[Data records]
----

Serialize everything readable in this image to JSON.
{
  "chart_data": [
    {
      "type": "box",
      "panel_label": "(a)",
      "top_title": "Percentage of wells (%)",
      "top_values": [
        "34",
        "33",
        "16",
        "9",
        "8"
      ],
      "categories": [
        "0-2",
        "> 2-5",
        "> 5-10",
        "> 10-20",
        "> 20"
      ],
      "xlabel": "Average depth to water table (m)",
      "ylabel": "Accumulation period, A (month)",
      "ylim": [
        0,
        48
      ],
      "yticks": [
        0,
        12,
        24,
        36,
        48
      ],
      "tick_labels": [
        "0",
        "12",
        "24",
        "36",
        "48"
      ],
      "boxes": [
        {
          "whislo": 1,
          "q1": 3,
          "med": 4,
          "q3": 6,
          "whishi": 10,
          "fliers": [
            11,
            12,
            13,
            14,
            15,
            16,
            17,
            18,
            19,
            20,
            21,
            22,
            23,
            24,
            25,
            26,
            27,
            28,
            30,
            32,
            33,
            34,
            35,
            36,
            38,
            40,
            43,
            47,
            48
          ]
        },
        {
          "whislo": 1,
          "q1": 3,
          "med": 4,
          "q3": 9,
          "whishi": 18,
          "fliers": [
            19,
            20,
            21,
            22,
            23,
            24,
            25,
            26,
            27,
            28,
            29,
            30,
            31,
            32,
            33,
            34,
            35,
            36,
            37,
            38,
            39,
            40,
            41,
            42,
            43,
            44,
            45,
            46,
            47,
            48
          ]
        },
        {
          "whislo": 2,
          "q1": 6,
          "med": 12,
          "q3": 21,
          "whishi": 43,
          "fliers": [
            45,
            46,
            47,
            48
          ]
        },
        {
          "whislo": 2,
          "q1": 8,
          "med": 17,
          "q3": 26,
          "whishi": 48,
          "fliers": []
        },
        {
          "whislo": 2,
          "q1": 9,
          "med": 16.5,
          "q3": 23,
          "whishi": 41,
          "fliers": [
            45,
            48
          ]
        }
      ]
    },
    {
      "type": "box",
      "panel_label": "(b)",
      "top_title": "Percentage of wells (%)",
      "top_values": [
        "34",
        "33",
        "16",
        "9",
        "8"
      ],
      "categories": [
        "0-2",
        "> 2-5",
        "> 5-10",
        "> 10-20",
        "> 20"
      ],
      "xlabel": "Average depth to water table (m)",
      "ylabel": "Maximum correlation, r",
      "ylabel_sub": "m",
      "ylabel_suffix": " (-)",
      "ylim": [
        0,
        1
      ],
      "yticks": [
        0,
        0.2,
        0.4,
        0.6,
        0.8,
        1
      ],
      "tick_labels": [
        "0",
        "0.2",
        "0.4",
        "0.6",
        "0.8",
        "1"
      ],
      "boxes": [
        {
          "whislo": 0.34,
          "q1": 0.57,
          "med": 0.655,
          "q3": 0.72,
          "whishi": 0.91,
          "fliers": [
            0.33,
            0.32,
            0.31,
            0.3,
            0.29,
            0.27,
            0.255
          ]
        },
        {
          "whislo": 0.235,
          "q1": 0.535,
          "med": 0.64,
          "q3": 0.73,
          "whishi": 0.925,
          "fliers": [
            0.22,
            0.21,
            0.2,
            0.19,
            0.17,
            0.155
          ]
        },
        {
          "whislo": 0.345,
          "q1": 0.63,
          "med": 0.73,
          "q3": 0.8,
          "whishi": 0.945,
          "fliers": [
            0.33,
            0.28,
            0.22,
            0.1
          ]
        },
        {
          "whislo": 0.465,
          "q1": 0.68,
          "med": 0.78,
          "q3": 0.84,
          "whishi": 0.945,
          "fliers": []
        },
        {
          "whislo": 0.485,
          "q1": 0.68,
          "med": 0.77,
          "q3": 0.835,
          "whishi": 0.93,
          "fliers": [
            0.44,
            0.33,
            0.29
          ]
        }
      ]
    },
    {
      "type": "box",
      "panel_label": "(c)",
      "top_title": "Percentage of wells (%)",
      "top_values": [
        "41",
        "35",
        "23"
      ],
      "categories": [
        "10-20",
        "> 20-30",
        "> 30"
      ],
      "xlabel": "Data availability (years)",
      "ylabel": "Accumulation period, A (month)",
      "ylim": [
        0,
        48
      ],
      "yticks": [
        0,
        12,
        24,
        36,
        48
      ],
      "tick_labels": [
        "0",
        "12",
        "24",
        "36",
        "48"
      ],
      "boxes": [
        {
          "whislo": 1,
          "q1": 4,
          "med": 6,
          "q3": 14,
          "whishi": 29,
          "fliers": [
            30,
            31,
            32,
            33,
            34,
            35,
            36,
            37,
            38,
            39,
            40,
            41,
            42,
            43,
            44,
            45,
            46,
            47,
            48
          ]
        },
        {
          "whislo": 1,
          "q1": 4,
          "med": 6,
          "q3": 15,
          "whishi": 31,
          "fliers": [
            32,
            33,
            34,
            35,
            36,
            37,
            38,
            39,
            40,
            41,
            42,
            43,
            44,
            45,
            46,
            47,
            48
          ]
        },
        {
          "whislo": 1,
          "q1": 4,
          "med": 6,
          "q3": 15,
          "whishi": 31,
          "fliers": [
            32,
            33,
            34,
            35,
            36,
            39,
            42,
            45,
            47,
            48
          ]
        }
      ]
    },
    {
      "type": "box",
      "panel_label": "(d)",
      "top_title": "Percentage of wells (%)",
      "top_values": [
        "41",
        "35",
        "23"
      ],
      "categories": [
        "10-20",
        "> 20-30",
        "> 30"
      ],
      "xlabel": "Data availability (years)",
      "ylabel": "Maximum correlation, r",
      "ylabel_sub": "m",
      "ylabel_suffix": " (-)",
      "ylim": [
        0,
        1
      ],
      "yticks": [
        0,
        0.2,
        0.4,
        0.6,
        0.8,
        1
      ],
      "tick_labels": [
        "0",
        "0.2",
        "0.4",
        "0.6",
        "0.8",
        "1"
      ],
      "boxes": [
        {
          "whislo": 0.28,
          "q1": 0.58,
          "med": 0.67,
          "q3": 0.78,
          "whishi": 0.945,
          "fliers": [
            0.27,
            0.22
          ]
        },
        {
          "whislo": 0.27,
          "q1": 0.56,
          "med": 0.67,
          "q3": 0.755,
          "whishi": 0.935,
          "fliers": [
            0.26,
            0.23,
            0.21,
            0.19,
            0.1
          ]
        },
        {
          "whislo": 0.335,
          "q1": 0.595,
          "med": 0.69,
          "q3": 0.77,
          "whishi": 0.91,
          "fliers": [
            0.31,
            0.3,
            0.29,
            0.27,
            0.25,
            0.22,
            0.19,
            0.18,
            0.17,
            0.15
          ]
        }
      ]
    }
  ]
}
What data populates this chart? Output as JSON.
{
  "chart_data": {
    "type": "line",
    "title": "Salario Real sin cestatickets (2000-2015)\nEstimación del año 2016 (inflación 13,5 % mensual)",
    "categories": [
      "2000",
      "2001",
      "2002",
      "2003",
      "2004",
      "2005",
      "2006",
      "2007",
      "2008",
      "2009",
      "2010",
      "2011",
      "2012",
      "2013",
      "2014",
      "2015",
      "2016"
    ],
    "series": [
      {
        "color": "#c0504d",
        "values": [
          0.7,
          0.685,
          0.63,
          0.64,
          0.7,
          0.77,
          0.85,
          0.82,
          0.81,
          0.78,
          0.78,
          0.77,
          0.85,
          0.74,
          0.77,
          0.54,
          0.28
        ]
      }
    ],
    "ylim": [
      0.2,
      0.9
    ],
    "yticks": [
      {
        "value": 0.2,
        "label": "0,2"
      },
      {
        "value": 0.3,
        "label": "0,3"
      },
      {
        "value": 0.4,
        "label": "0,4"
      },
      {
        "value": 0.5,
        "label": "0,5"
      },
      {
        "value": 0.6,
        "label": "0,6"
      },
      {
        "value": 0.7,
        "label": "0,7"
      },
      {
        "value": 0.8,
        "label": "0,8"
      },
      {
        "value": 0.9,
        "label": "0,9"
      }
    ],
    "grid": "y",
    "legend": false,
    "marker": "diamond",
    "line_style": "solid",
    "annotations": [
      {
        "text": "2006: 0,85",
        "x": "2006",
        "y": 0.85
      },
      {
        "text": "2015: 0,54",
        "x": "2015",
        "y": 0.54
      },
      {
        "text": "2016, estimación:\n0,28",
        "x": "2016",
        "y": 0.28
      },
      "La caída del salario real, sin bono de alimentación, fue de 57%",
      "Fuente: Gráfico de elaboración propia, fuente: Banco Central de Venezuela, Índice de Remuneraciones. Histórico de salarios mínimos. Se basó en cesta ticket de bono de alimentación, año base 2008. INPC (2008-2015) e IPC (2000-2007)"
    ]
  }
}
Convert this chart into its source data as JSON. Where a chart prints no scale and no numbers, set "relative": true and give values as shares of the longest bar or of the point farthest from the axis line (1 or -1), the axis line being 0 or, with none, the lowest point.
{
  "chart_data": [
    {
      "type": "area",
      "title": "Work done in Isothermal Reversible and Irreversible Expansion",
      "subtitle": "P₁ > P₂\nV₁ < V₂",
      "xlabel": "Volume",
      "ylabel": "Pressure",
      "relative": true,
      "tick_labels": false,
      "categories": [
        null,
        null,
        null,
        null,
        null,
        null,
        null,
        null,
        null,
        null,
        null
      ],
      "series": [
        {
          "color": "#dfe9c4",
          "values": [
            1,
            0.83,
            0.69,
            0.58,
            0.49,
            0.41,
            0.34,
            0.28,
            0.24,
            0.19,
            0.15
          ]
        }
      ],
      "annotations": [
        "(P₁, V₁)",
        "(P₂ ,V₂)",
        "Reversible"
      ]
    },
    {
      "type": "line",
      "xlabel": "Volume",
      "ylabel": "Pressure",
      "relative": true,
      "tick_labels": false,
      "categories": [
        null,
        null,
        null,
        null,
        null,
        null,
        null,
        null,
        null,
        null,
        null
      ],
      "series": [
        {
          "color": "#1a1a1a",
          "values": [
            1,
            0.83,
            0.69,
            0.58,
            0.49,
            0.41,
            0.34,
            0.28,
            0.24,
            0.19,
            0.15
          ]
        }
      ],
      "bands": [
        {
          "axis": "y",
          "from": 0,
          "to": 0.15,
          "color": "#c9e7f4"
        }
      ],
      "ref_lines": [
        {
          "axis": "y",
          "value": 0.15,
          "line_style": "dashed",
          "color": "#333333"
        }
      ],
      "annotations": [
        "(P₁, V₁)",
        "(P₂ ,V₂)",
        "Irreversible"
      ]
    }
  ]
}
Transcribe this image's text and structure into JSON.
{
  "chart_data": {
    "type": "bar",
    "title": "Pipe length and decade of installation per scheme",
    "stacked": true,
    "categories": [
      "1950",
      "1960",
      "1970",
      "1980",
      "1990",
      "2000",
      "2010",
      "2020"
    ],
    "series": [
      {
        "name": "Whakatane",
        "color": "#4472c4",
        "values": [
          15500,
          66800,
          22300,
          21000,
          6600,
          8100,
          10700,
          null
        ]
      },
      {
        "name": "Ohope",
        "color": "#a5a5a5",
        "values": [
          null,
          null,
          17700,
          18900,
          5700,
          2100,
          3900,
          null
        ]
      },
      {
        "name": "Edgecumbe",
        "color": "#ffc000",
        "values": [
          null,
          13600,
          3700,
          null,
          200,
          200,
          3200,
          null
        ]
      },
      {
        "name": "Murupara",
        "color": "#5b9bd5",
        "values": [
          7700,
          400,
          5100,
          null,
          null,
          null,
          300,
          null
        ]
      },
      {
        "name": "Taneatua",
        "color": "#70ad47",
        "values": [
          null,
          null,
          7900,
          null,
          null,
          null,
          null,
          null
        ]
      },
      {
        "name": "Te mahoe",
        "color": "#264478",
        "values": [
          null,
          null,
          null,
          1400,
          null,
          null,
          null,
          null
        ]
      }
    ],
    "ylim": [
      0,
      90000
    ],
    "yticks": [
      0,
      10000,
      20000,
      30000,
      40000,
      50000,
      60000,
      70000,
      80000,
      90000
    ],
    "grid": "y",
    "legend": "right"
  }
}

----

Exercise task →
Where a line in the material contains "true", copy that line.

Output for this task →
Convert this chart into its source data as JSON. Where a chart prints no scale and no numbers, set "relative": true and give values as shares of the longest bar or of the point farthest from the axis line (1 or -1), the axis line being 0 or, with none, the lowest point.
      "relative": true,
      "relative": true,
    "stacked": true,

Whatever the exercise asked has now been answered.